__Direction 1__.
Answer these questions about the passage on Native American peoples, in a line or two each:
(a) Which two cultures does the passage set side by side to show the problem of treating widely spread peoples as one group?
(b) Whose claim to Native American status does the passage say sets the "politically correct" view apart from the popular one?
(c) How long could the covered wagon trip to California take, and from where did those pioneers start?
__Direction 2__. Resume the passage on Native American peoples after its final sentence.
-- start Page extract --
The Native American People.

Before you can attempt to answer the questions you have about the spiritual beliefs of the Native American people you must first decide who exactly it is you are talking about, and the answer to the question of “Who are the Native Americans?”, really depends on who you ask.

From a literal perspective, “Native American” would seemingly refer to any and all of the indigenous peoples of the Americas and include the ancient native peoples of North, South and Central America.

For the sake of this discussion that is not going to work.

Trying to define and label any collection of peoples, spread over such a vast geographic area as an anthropologically homogeneous group would be like trying to maintain that the culture of the Celts of Britain was analogous to the culture of the Zulus of South Africa.

So, to narrow it down a bit, from a “populist” perspective, “Native American” is generally held to be a term describing the indigenous people of the continental United States, ranging from Northern Mexico up into Southern Canada.  Again, this is the populist or popular perspective and not the “politically correct” perspective as the native people of Hawaii will claim status as Native Americans. But, even if we were to limit the discussion of Native American Spirituality to the indigenous tribes of the continental United States, as is the common interpretation of “Native American” we do more to expose our ignorance than unveil the actuality.

North America is big, REALLY BIG! You may think that it is a long flight from Boston to San Francisco, but try walking it!  It would take the covered wagon pioneers of the mid-1880’s as long as six months to get to California, and they would start from Missouri, in the middle of the continent. We therefore are talking about a vast amount of territory and a vast number of Native American tribes spread out over this vast expanse.

For the sake of this discussion, what does that mean?

Speaking of the native people of the continental United States prior to the arrival of the Europeans, by “popular” labeling, the indigenous people of the Iroquois Nation in the Northwestern woodlands and the indigenous people of Apache Nation in the Southwestern deserts, would be considered homogeneous parts of the “Native American” people.
-- end Page extract --
-- start Supplied entries --
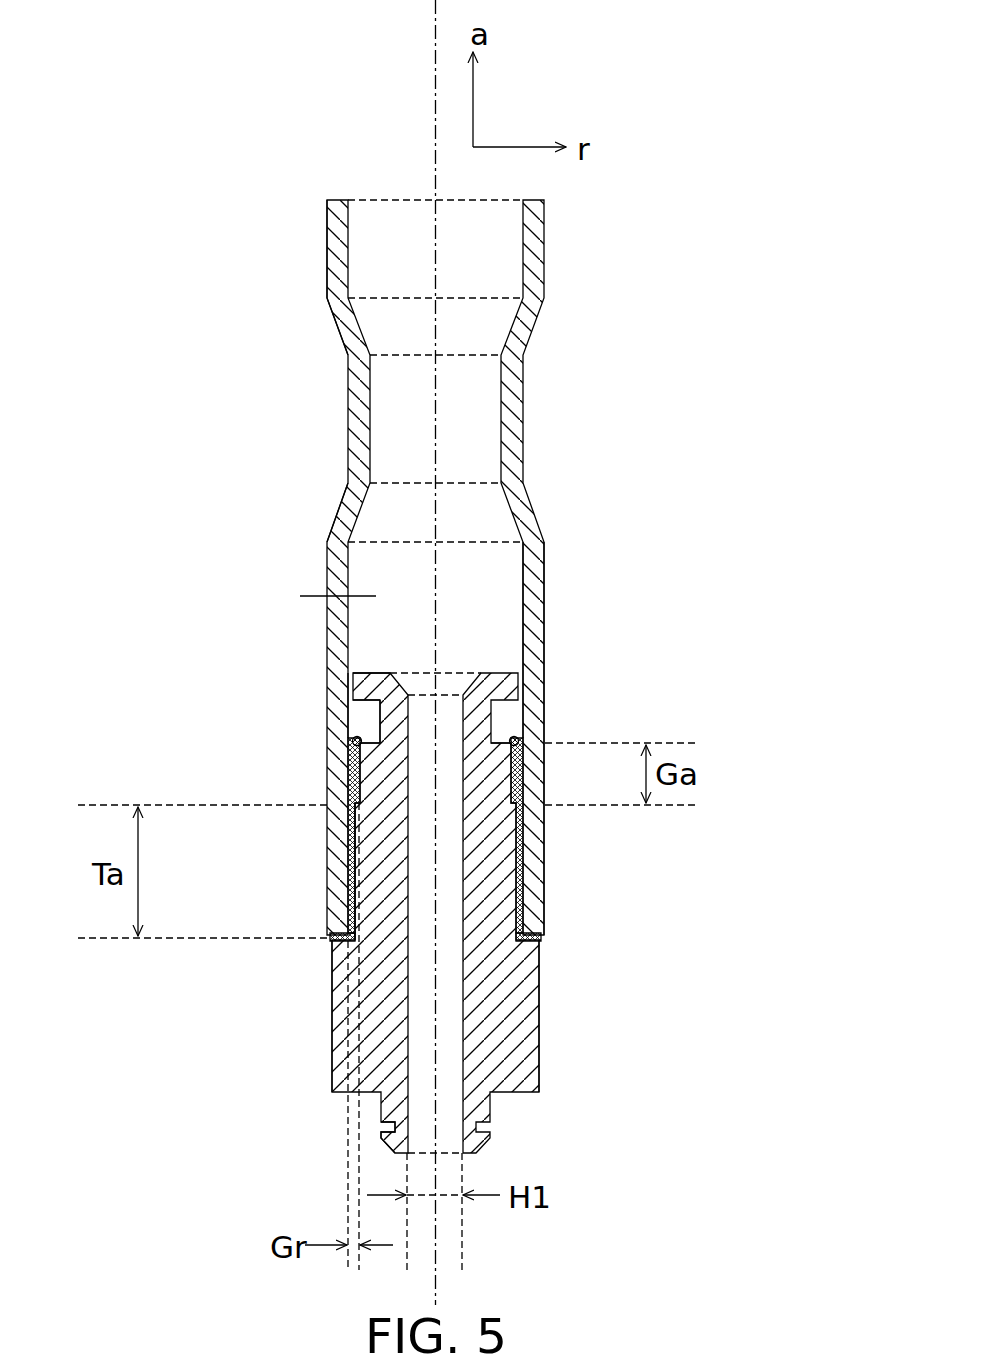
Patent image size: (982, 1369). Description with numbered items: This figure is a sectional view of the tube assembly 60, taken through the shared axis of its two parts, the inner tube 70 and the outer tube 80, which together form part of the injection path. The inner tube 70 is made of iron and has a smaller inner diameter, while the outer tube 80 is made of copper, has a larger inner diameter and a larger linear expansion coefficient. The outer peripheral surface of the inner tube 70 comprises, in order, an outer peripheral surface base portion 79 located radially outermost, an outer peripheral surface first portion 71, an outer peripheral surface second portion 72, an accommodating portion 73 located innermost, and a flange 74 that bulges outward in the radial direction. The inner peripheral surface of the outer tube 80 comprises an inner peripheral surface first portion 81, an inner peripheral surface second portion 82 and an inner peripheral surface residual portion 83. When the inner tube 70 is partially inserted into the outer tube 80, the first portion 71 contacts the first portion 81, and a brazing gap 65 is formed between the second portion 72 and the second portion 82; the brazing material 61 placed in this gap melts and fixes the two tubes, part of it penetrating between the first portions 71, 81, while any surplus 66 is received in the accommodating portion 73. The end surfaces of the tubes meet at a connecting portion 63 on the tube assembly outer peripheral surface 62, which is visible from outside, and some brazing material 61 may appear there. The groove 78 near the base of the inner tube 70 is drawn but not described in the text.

The tube assembly 60 is at (142, 108).
The brazing material 61 is at (352, 802).
The tube assembly outer peripheral surface 62 is at (545, 421).
The connecting portion 63 is at (322, 936).
The brazing gap 65 is at (356, 738).
The surplus 66 is at (348, 699).
The inner tube 70 is at (667, 1125).
The outer peripheral surface first portion 71 is at (350, 868).
The outer peripheral surface second portion 72 is at (360, 782).
The accommodating portion 73 is at (372, 700).
The flange 74 is at (354, 668).
The engagement groove 78 is at (395, 1140).
The outer peripheral surface base portion 79 is at (332, 1012).
The outer tube 80 is at (668, 230).
The inner peripheral surface first portion 81 is at (545, 975).
The inner peripheral surface second portion 82 is at (545, 690).
The inner peripheral surface residual portion 83 is at (348, 248).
-- end Supplied entries --
__Response 1__.
(a) The culture of the Celts of Britain and the culture of the Zulus of South Africa.
(b) The native people of Hawaii.
(c) As long as six months, starting from Missouri.

__Response 2__.
In using the same parameters of anthropological labeling, it would then follow that the ancient peoples of Ireland would be part of the same culture and background of the ancient peoples ancient Greece and be a homogenous part of the “Native European” people.  From your own education and common sense, you would not expect these two people from such geographically and climatically different regions to have a similar culture and spiritual belief system, so by your own logical deduction, you should not expect the peoples of the Native American Iroquois and the Apache nations to have them either.

The Iroquois people relied on agriculture, as well as hunting and gathering. Their environment had fertile soil, plentiful game and fish, as well as rivers and lakes streams that provided them with a plentiful supply of water.

The Apache people’s environment left them with a lifestyle where all their time and energy was spent on survival. Thier’s was a non-agricultural society where what little water they could find was for warding off thirst and left none for irrigation of the soil.  What game existed was scarce and the environment was a barren wasteland and basic sustenance had to be fought over on a daily basis.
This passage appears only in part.